### TASK REQUIREMENTS:
From the records below, pull each line that has "下列说法正确的是".
------ RECORDS SHOWN ------
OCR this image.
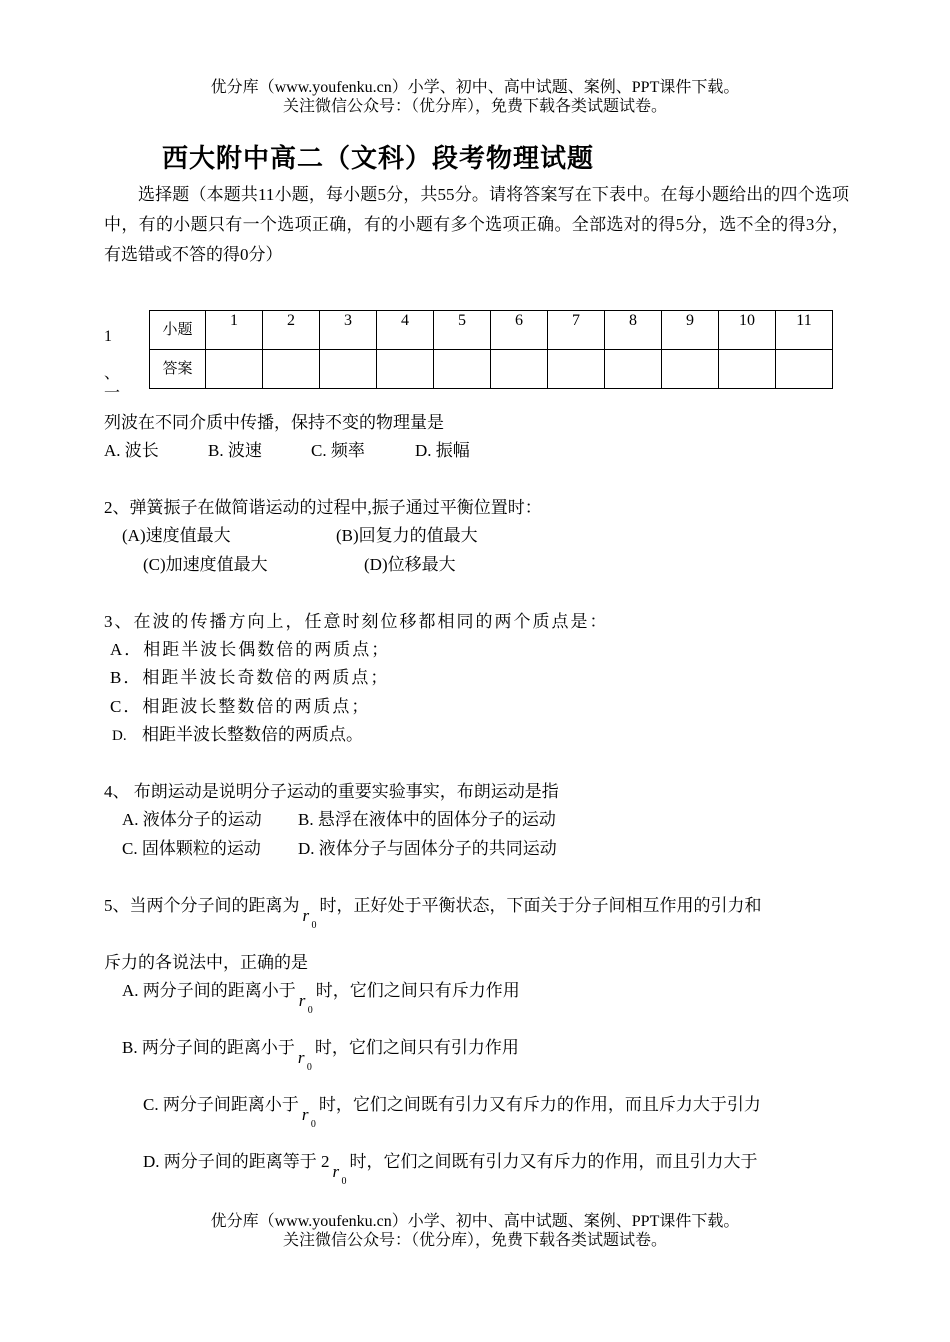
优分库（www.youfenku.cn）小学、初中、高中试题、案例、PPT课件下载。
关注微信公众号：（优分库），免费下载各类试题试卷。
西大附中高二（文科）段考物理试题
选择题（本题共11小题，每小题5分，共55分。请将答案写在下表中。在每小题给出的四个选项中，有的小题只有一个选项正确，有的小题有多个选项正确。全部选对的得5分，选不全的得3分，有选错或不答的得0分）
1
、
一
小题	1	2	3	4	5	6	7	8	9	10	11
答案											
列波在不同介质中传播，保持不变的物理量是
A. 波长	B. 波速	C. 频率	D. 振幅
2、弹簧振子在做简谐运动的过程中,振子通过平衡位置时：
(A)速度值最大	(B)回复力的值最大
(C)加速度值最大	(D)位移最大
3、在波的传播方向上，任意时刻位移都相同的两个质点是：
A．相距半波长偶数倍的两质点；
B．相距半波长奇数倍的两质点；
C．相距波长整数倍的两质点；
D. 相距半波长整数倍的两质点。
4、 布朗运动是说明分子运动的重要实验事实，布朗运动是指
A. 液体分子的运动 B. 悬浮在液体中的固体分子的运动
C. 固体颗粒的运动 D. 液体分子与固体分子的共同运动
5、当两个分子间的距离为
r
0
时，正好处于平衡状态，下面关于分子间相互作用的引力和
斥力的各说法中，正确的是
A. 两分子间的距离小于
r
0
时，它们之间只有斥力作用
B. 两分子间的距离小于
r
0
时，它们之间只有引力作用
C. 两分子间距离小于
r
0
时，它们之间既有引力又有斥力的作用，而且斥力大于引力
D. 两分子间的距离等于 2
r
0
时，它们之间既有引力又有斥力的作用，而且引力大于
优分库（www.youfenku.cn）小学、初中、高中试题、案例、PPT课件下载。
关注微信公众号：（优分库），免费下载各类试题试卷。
------
------ RECORDS SHOWN ------
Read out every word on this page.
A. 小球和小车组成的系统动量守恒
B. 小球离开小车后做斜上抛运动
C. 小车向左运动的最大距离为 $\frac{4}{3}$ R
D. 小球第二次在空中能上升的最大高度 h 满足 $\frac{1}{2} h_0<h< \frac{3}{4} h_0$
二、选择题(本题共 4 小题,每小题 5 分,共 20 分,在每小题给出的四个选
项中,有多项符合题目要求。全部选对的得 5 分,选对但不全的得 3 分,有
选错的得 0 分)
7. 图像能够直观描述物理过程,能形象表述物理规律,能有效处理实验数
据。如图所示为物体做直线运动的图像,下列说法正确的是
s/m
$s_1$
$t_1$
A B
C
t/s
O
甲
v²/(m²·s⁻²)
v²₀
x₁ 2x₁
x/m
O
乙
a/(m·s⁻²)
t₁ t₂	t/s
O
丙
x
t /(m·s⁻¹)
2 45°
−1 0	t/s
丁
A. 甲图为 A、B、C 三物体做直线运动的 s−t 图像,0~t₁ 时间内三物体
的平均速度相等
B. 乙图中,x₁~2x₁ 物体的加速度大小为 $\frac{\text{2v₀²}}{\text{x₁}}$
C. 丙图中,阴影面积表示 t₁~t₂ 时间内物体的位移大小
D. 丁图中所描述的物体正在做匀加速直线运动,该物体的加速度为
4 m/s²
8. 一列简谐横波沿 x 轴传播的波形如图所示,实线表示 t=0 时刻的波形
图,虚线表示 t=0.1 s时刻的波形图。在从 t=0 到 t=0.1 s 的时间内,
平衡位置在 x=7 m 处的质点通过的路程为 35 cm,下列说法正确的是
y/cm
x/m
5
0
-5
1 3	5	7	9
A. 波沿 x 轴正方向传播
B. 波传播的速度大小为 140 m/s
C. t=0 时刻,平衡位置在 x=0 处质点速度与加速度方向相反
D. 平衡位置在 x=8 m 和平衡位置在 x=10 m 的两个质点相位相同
------
### RESPONSE:
据。如图所示为物体做直线运动的图像,下列说法正确的是
平衡位置在 x=7 m 处的质点通过的路程为 35 cm,下列说法正确的是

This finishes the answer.